» **WRITTEN TASK**
Look over the entries that follow and work out how many lines contain "JSON". State the number only.

» **TASK DATA**
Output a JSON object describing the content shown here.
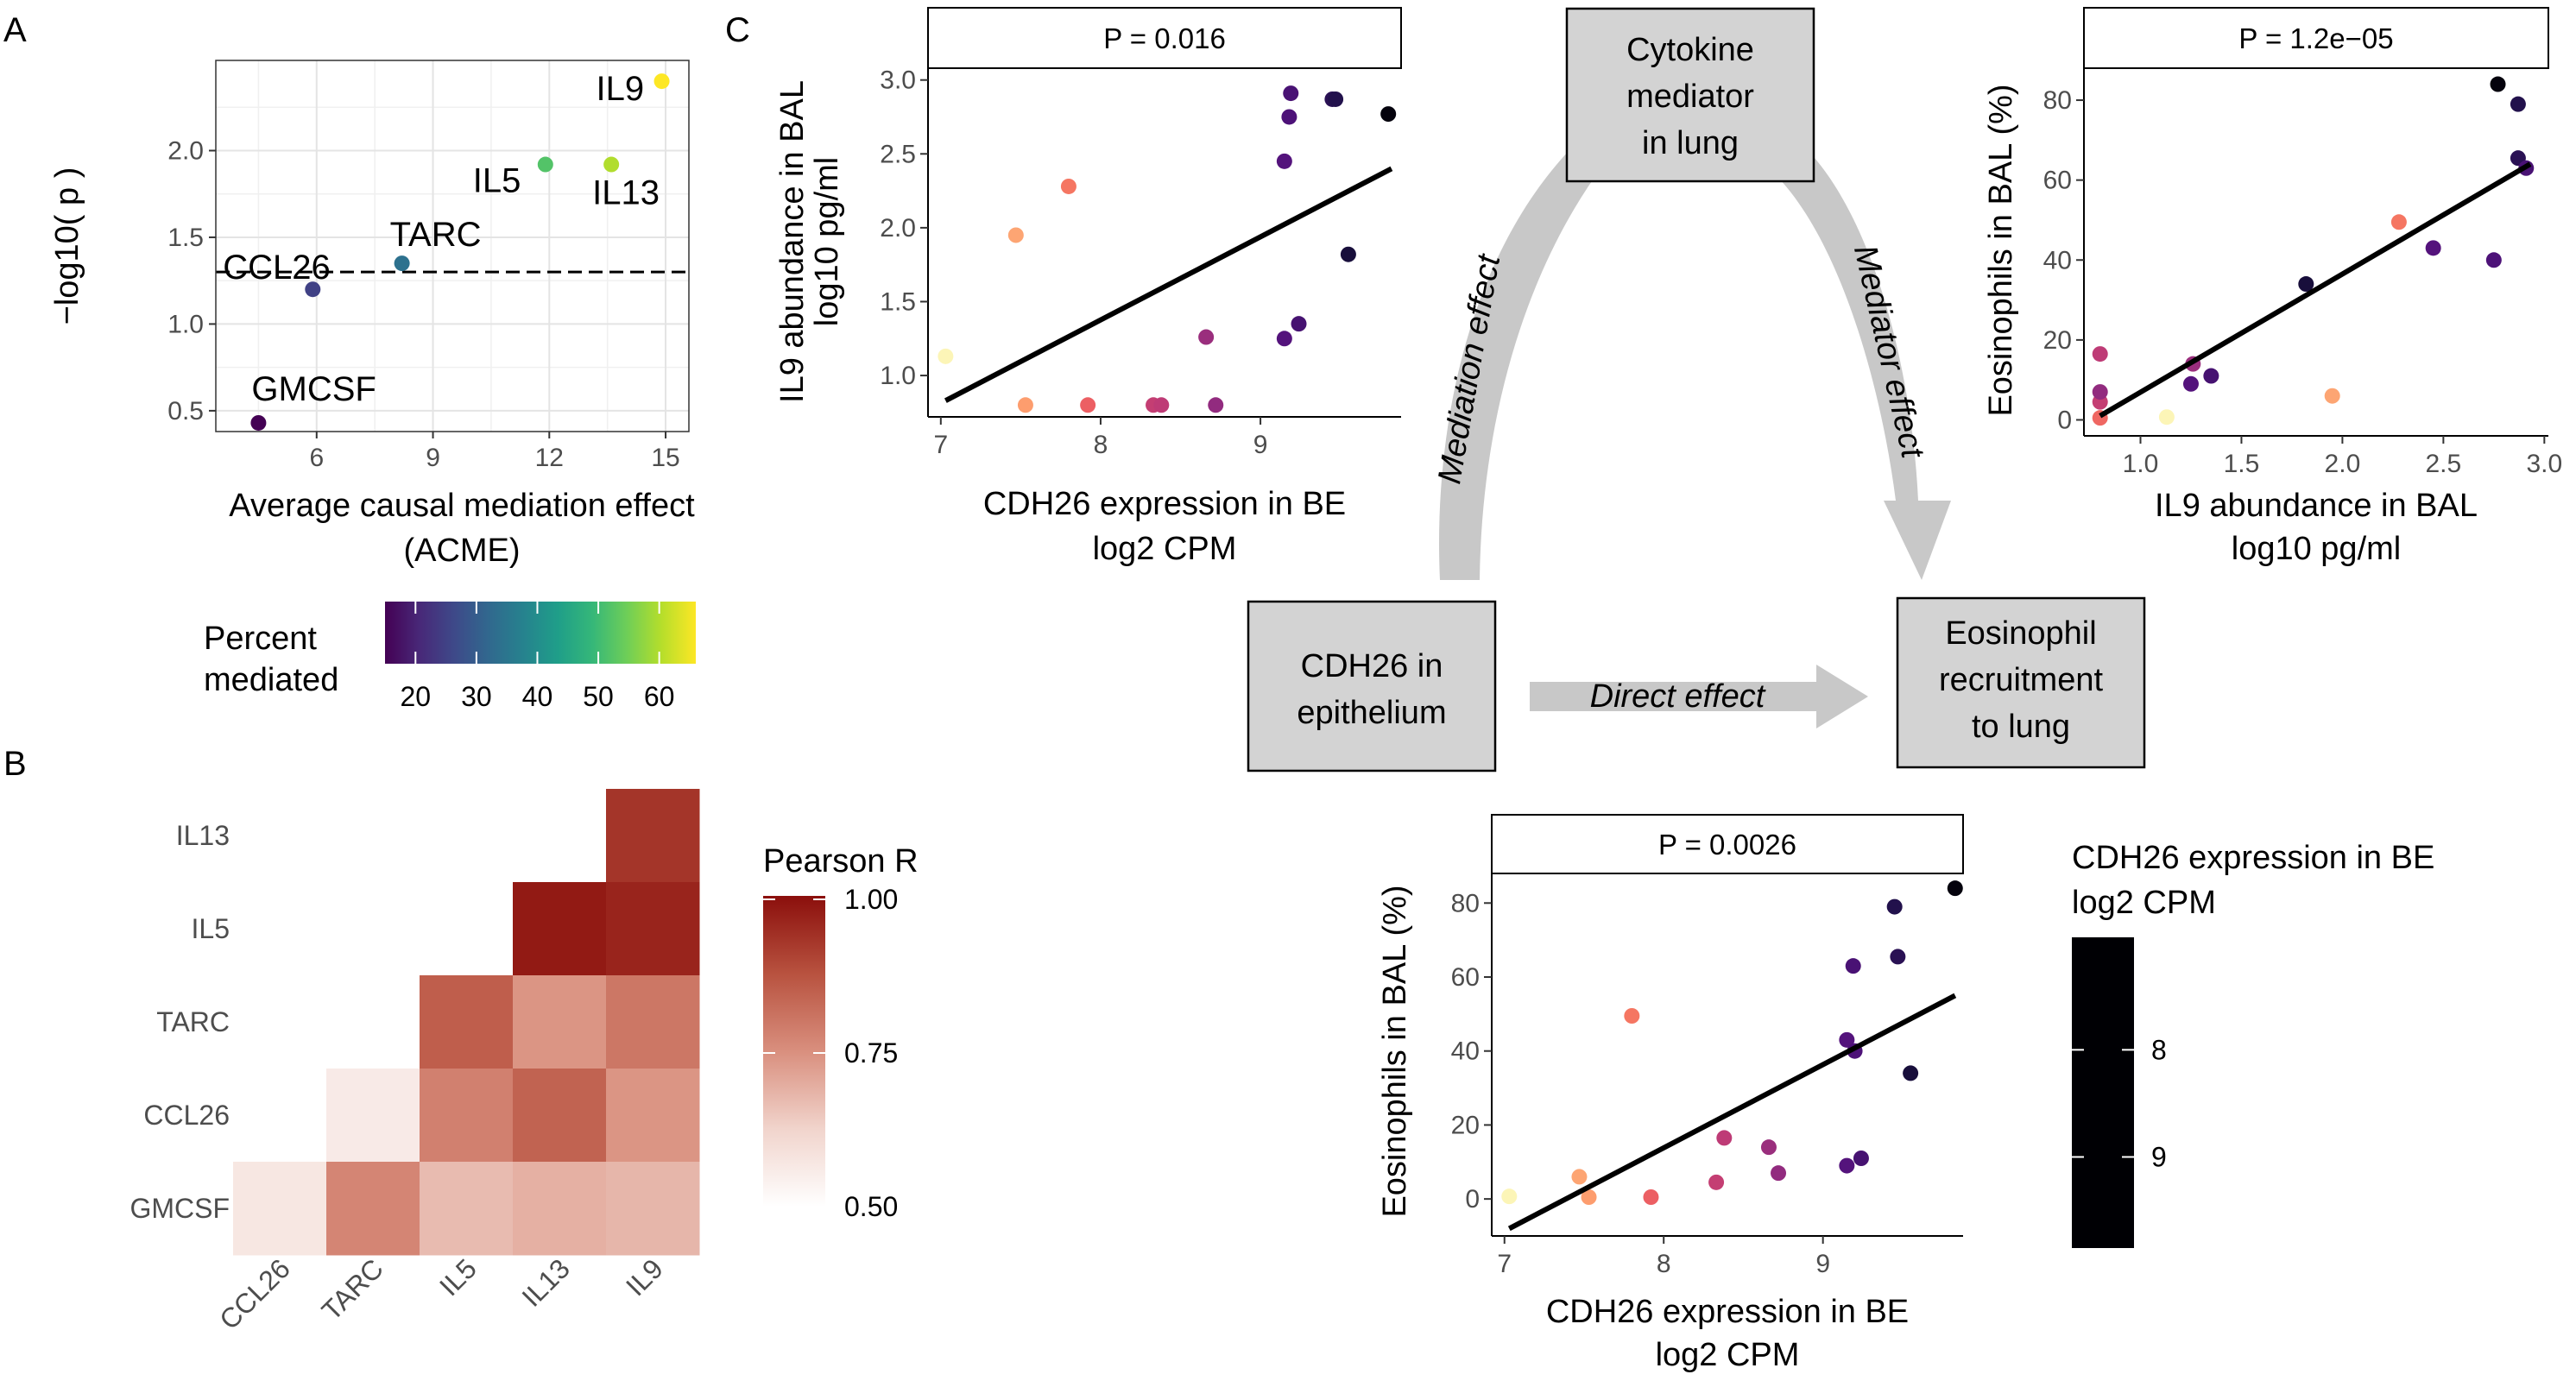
{
  "panel_labels": {
    "a": "A",
    "b": "B",
    "c": "C"
  },
  "colors": {
    "viridis": [
      "#440154",
      "#482878",
      "#3e4989",
      "#31688e",
      "#26828e",
      "#1f9e89",
      "#35b779",
      "#6ece58",
      "#b5de2b",
      "#fde725"
    ],
    "magma": [
      "#000004",
      "#1d1147",
      "#51127c",
      "#822681",
      "#b73779",
      "#e75263",
      "#fc8961",
      "#fec287",
      "#fcfdbf"
    ],
    "reds": [
      "#ffffff",
      "#f1d4cc",
      "#d98f7e",
      "#b8523f",
      "#8b0f0c"
    ]
  },
  "chart_data": [
    {
      "id": "A",
      "type": "scatter",
      "xlabel": "Average causal mediation effect",
      "xlabel2": "(ACME)",
      "ylabel": "−log10( p )",
      "xlim": [
        3.4,
        15.6
      ],
      "ylim": [
        0.38,
        2.52
      ],
      "xticks": [
        6,
        9,
        12,
        15
      ],
      "yticks": [
        0.5,
        1.0,
        1.5,
        2.0
      ],
      "ytick_labels": [
        "0.5",
        "1.0",
        "1.5",
        "2.0"
      ],
      "threshold": 1.3,
      "grid": true,
      "points": [
        {
          "label": "GMCSF",
          "x": 4.5,
          "y": 0.43,
          "pct": 14
        },
        {
          "label": "CCL26",
          "x": 5.9,
          "y": 1.2,
          "pct": 25
        },
        {
          "label": "TARC",
          "x": 8.2,
          "y": 1.35,
          "pct": 34
        },
        {
          "label": "IL5",
          "x": 11.9,
          "y": 1.92,
          "pct": 52
        },
        {
          "label": "IL13",
          "x": 13.6,
          "y": 1.92,
          "pct": 60
        },
        {
          "label": "IL9",
          "x": 14.9,
          "y": 2.4,
          "pct": 66
        }
      ],
      "legend": {
        "title_line1": "Percent",
        "title_line2": "mediated",
        "min": 15,
        "max": 66,
        "ticks": [
          20,
          30,
          40,
          50,
          60
        ]
      }
    },
    {
      "id": "B",
      "type": "heatmap",
      "row_labels": [
        "IL13",
        "IL5",
        "TARC",
        "CCL26",
        "GMCSF"
      ],
      "col_labels": [
        "CCL26",
        "TARC",
        "IL5",
        "IL13",
        "IL9"
      ],
      "cells": [
        {
          "row": "IL13",
          "col": "IL9",
          "r": 0.93
        },
        {
          "row": "IL5",
          "col": "IL13",
          "r": 0.98
        },
        {
          "row": "IL5",
          "col": "IL9",
          "r": 0.96
        },
        {
          "row": "TARC",
          "col": "IL5",
          "r": 0.85
        },
        {
          "row": "TARC",
          "col": "IL13",
          "r": 0.74
        },
        {
          "row": "TARC",
          "col": "IL9",
          "r": 0.8
        },
        {
          "row": "CCL26",
          "col": "TARC",
          "r": 0.56
        },
        {
          "row": "CCL26",
          "col": "IL5",
          "r": 0.78
        },
        {
          "row": "CCL26",
          "col": "IL13",
          "r": 0.84
        },
        {
          "row": "CCL26",
          "col": "IL9",
          "r": 0.74
        },
        {
          "row": "GMCSF",
          "col": "CCL26",
          "r": 0.57
        },
        {
          "row": "GMCSF",
          "col": "TARC",
          "r": 0.77
        },
        {
          "row": "GMCSF",
          "col": "IL5",
          "r": 0.67
        },
        {
          "row": "GMCSF",
          "col": "IL13",
          "r": 0.69
        },
        {
          "row": "GMCSF",
          "col": "IL9",
          "r": 0.68
        }
      ],
      "legend": {
        "title": "Pearson R",
        "min": 0.5,
        "max": 1.0,
        "ticks": [
          "1.00",
          "0.75",
          "0.50"
        ]
      }
    },
    {
      "id": "C1",
      "type": "scatter",
      "strip": "P = 0.016",
      "xlabel": "CDH26 expression in BE",
      "xlabel2": "log2 CPM",
      "ylabel": "IL9 abundance in BAL",
      "ylabel2": "log10 pg/ml",
      "xlim": [
        6.92,
        9.88
      ],
      "ylim": [
        0.72,
        3.08
      ],
      "xticks": [
        7,
        8,
        9
      ],
      "yticks": [
        1.0,
        1.5,
        2.0,
        2.5,
        3.0
      ],
      "ytick_labels": [
        "1.0",
        "1.5",
        "2.0",
        "2.5",
        "3.0"
      ],
      "fit": {
        "x": [
          7.03,
          9.82
        ],
        "y": [
          0.83,
          2.4
        ]
      },
      "points": [
        {
          "x": 7.03,
          "y": 1.13,
          "c": 7.0
        },
        {
          "x": 7.47,
          "y": 1.95,
          "c": 7.5
        },
        {
          "x": 7.53,
          "y": 0.8,
          "c": 7.55
        },
        {
          "x": 7.8,
          "y": 2.28,
          "c": 7.8
        },
        {
          "x": 7.92,
          "y": 0.8,
          "c": 7.95
        },
        {
          "x": 8.33,
          "y": 0.8,
          "c": 8.3
        },
        {
          "x": 8.38,
          "y": 0.8,
          "c": 8.35
        },
        {
          "x": 8.66,
          "y": 1.26,
          "c": 8.6
        },
        {
          "x": 8.72,
          "y": 0.8,
          "c": 8.65
        },
        {
          "x": 9.15,
          "y": 1.25,
          "c": 9.1
        },
        {
          "x": 9.15,
          "y": 2.45,
          "c": 9.1
        },
        {
          "x": 9.18,
          "y": 2.75,
          "c": 9.15
        },
        {
          "x": 9.19,
          "y": 2.91,
          "c": 9.18
        },
        {
          "x": 9.24,
          "y": 1.35,
          "c": 9.2
        },
        {
          "x": 9.45,
          "y": 2.87,
          "c": 9.4
        },
        {
          "x": 9.47,
          "y": 2.87,
          "c": 9.45
        },
        {
          "x": 9.55,
          "y": 1.82,
          "c": 9.55
        },
        {
          "x": 9.8,
          "y": 2.77,
          "c": 9.8
        }
      ]
    },
    {
      "id": "C2",
      "type": "scatter",
      "strip": "P = 1.2e−05",
      "xlabel": "IL9 abundance in BAL",
      "xlabel2": "log10 pg/ml",
      "ylabel": "Eosinophils in BAL (%)",
      "xlim": [
        0.72,
        3.02
      ],
      "ylim": [
        -4,
        88
      ],
      "xticks": [
        1.0,
        1.5,
        2.0,
        2.5,
        3.0
      ],
      "xtick_labels": [
        "1.0",
        "1.5",
        "2.0",
        "2.5",
        "3.0"
      ],
      "yticks": [
        0,
        20,
        40,
        60,
        80
      ],
      "fit": {
        "x": [
          0.8,
          2.93
        ],
        "y": [
          1,
          64
        ]
      },
      "points": [
        {
          "x": 0.8,
          "y": 0.5,
          "c": 7.9
        },
        {
          "x": 0.8,
          "y": 4.5,
          "c": 8.3
        },
        {
          "x": 0.8,
          "y": 7,
          "c": 8.65
        },
        {
          "x": 0.8,
          "y": 16.5,
          "c": 8.35
        },
        {
          "x": 1.13,
          "y": 0.7,
          "c": 7.0
        },
        {
          "x": 1.25,
          "y": 9,
          "c": 9.1
        },
        {
          "x": 1.26,
          "y": 14,
          "c": 8.6
        },
        {
          "x": 1.35,
          "y": 11,
          "c": 9.2
        },
        {
          "x": 1.82,
          "y": 34,
          "c": 9.55
        },
        {
          "x": 1.95,
          "y": 6,
          "c": 7.5
        },
        {
          "x": 2.28,
          "y": 49.5,
          "c": 7.8
        },
        {
          "x": 2.45,
          "y": 43,
          "c": 9.1
        },
        {
          "x": 2.75,
          "y": 40,
          "c": 9.15
        },
        {
          "x": 2.77,
          "y": 84,
          "c": 9.8
        },
        {
          "x": 2.87,
          "y": 79,
          "c": 9.45
        },
        {
          "x": 2.87,
          "y": 65.5,
          "c": 9.4
        },
        {
          "x": 2.91,
          "y": 63,
          "c": 9.18
        }
      ]
    },
    {
      "id": "C3",
      "type": "scatter",
      "strip": "P = 0.0026",
      "xlabel": "CDH26 expression in BE",
      "xlabel2": "log2 CPM",
      "ylabel": "Eosinophils in BAL (%)",
      "xlim": [
        6.92,
        9.88
      ],
      "ylim": [
        -10,
        88
      ],
      "xticks": [
        7,
        8,
        9
      ],
      "yticks": [
        0,
        20,
        40,
        60,
        80
      ],
      "fit": {
        "x": [
          7.03,
          9.83
        ],
        "y": [
          -8,
          55
        ]
      },
      "points": [
        {
          "x": 7.03,
          "y": 0.7,
          "c": 7.0
        },
        {
          "x": 7.47,
          "y": 6,
          "c": 7.5
        },
        {
          "x": 7.53,
          "y": 0.5,
          "c": 7.55
        },
        {
          "x": 7.8,
          "y": 49.5,
          "c": 7.8
        },
        {
          "x": 7.92,
          "y": 0.5,
          "c": 7.95
        },
        {
          "x": 8.33,
          "y": 4.5,
          "c": 8.3
        },
        {
          "x": 8.38,
          "y": 16.5,
          "c": 8.35
        },
        {
          "x": 8.66,
          "y": 14,
          "c": 8.6
        },
        {
          "x": 8.72,
          "y": 7,
          "c": 8.65
        },
        {
          "x": 9.15,
          "y": 9,
          "c": 9.1
        },
        {
          "x": 9.15,
          "y": 43,
          "c": 9.1
        },
        {
          "x": 9.2,
          "y": 40,
          "c": 9.15
        },
        {
          "x": 9.19,
          "y": 63,
          "c": 9.18
        },
        {
          "x": 9.24,
          "y": 11,
          "c": 9.2
        },
        {
          "x": 9.45,
          "y": 79,
          "c": 9.45
        },
        {
          "x": 9.47,
          "y": 65.5,
          "c": 9.4
        },
        {
          "x": 9.55,
          "y": 34,
          "c": 9.55
        },
        {
          "x": 9.83,
          "y": 84,
          "c": 9.8
        }
      ],
      "legend": {
        "title_line1": "CDH26 expression in BE",
        "title_line2": "log2 CPM",
        "min": 6.95,
        "max": 9.85,
        "ticks": [
          8,
          9
        ]
      }
    }
  ],
  "diagram": {
    "boxes": {
      "cytokine": [
        "Cytokine",
        "mediator",
        "in lung"
      ],
      "cdh26": [
        "CDH26 in",
        "epithelium"
      ],
      "eos": [
        "Eosinophil",
        "recruitment",
        "to lung"
      ]
    },
    "arrows": {
      "mediation": "Mediation effect",
      "mediator": "Mediator effect",
      "direct": "Direct effect"
    }
  }
}
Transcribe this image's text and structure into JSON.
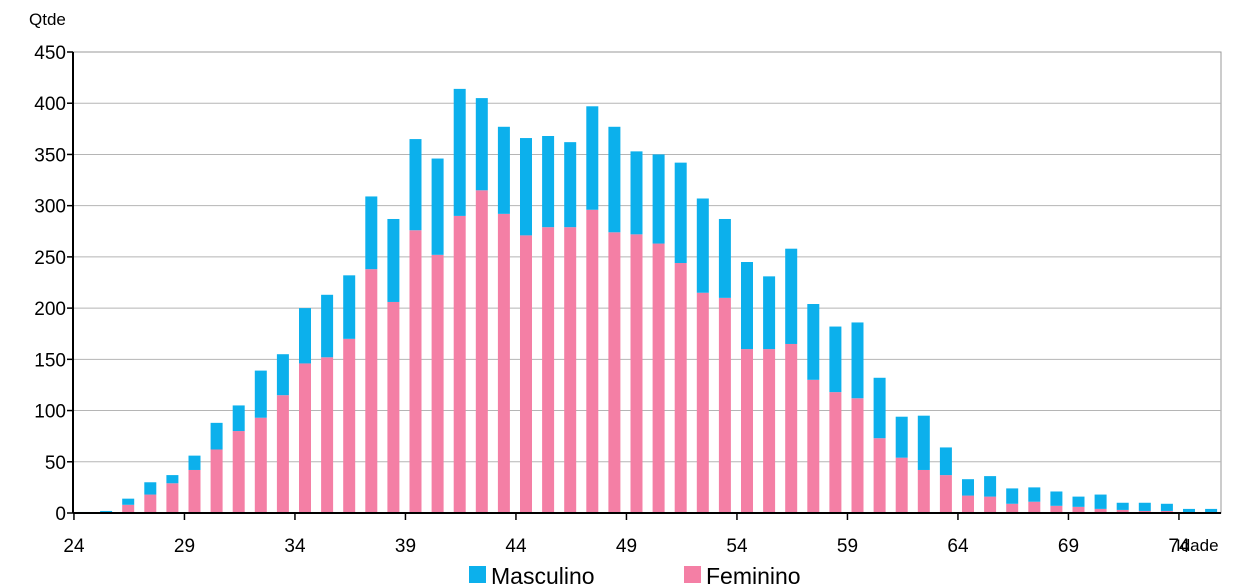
{
  "chart_data": {
    "type": "bar",
    "stacked": true,
    "xlabel": "Idade",
    "ylabel": "Qtde",
    "ylim": [
      0,
      450
    ],
    "y_ticks": [
      0,
      50,
      100,
      150,
      200,
      250,
      300,
      350,
      400,
      450
    ],
    "x_tick_labels": [
      "24",
      "29",
      "34",
      "39",
      "44",
      "49",
      "54",
      "59",
      "64",
      "69",
      "74"
    ],
    "grid": true,
    "legend_position": "bottom",
    "categories": [
      24,
      25,
      26,
      27,
      28,
      29,
      30,
      31,
      32,
      33,
      34,
      35,
      36,
      37,
      38,
      39,
      40,
      41,
      42,
      43,
      44,
      45,
      46,
      47,
      48,
      49,
      50,
      51,
      52,
      53,
      54,
      55,
      56,
      57,
      58,
      59,
      60,
      61,
      62,
      63,
      64,
      65,
      66,
      67,
      68,
      69,
      70,
      71,
      72,
      73,
      74,
      75
    ],
    "series": [
      {
        "name": "Feminino",
        "color": "#f47fa5",
        "values": [
          0,
          1,
          8,
          18,
          29,
          42,
          62,
          80,
          93,
          115,
          146,
          152,
          170,
          238,
          206,
          276,
          252,
          290,
          315,
          292,
          271,
          279,
          279,
          296,
          274,
          272,
          263,
          244,
          215,
          210,
          160,
          160,
          165,
          130,
          118,
          112,
          73,
          54,
          42,
          37,
          17,
          16,
          9,
          11,
          7,
          6,
          4,
          3,
          2,
          2,
          1,
          1
        ]
      },
      {
        "name": "Masculino",
        "color": "#0cb0ec",
        "values": [
          1,
          1,
          6,
          12,
          8,
          14,
          26,
          25,
          46,
          40,
          54,
          61,
          62,
          71,
          81,
          89,
          94,
          124,
          90,
          85,
          95,
          89,
          83,
          101,
          103,
          81,
          87,
          98,
          92,
          77,
          85,
          71,
          93,
          74,
          64,
          74,
          59,
          40,
          53,
          27,
          16,
          20,
          15,
          14,
          14,
          10,
          14,
          7,
          8,
          7,
          3,
          3
        ]
      }
    ]
  }
}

» **EXPECTED ANSWER**
2